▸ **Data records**
++++++
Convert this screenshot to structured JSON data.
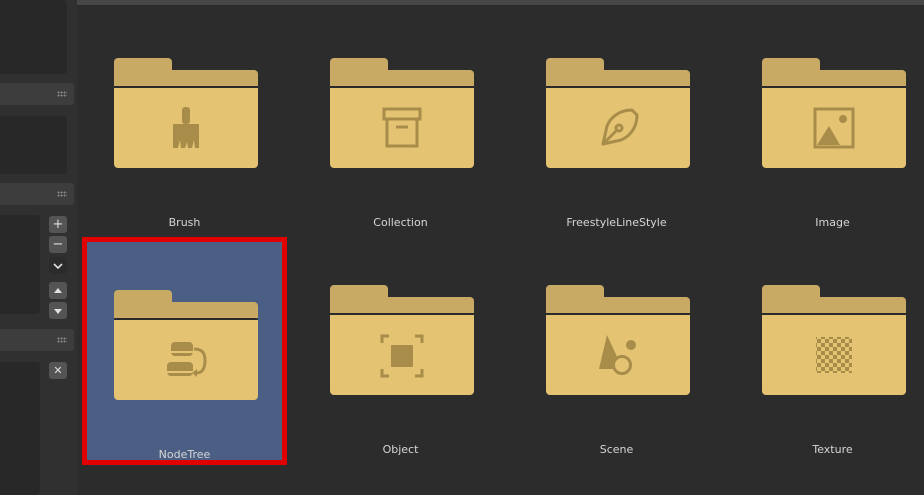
{
  "sidebar": {
    "buttons": {
      "add": "+",
      "remove": "−",
      "expand_icon": "chevron-down-icon",
      "move_up_icon": "triangle-up-icon",
      "move_down_icon": "triangle-down-icon",
      "close": "✕"
    }
  },
  "browser": {
    "items": [
      {
        "label": "Brush",
        "icon": "brush-icon",
        "selected": false
      },
      {
        "label": "Collection",
        "icon": "archive-box-icon",
        "selected": false
      },
      {
        "label": "FreestyleLineStyle",
        "icon": "pen-nib-icon",
        "selected": false
      },
      {
        "label": "Image",
        "icon": "image-icon",
        "selected": false
      },
      {
        "label": "NodeTree",
        "icon": "node-tree-icon",
        "selected": true
      },
      {
        "label": "Object",
        "icon": "object-cube-icon",
        "selected": false
      },
      {
        "label": "Scene",
        "icon": "scene-shapes-icon",
        "selected": false
      },
      {
        "label": "Texture",
        "icon": "checkerboard-texture-icon",
        "selected": false
      }
    ]
  },
  "colors": {
    "folder_front": "#e4c372",
    "folder_back": "#c8aa64",
    "icon": "#a78c4a",
    "selection_bg": "#4a5f83",
    "highlight_border": "#e00000"
  }
}
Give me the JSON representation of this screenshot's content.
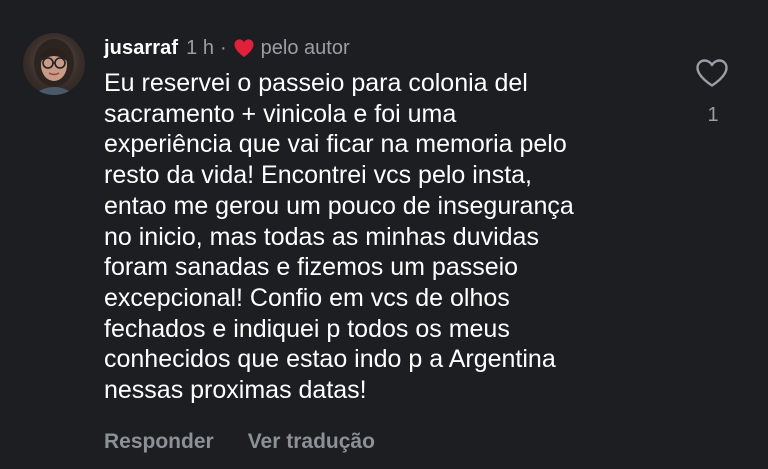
{
  "comment": {
    "username": "jusarraf",
    "time": "1 h",
    "separator": "·",
    "author_badge": {
      "icon": "heart-filled-icon",
      "label": "pelo autor",
      "color": "#e0213c"
    },
    "text": "Eu reservei o passeio para colonia del\nsacramento + vinicola e foi uma\nexperiência que vai ficar na memoria pelo\nresto da vida! Encontrei vcs pelo insta,\nentao me gerou um pouco de insegurança\nno inicio, mas todas as minhas duvidas\nforam sanadas e fizemos um passeio\nexcepcional! Confio em vcs de olhos\nfechados e indiquei p todos os meus\nconhecidos que estao indo p a Argentina\nnessas proximas datas!",
    "actions": {
      "reply": "Responder",
      "translate": "Ver tradução"
    },
    "likes": {
      "icon": "heart-outline-icon",
      "count": "1"
    }
  },
  "colors": {
    "background": "#1c1e21",
    "primary_text": "#ffffff",
    "secondary_text": "#9a9ea5",
    "heart_red": "#e0213c"
  }
}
++++++
▸ **Instructions for the task**
Identify each line holding the string "pelo", and copy it out.

▸ **Answer to the problem**
      "label": "pelo autor",
    "text": "Eu reservei o passeio para colonia del\nsacramento + vinicola e foi uma\nexperiência que vai ficar na memoria pelo\nresto da vida! Encontrei vcs pelo insta,\nentao me gerou um pouco de insegurança\nno inicio, mas todas as minhas duvidas\nforam sanadas e fizemos um passeio\nexcepcional! Confio em vcs de olhos\nfechados e indiquei p todos os meus\nconhecidos que estao indo p a Argentina\nnessas proximas datas!",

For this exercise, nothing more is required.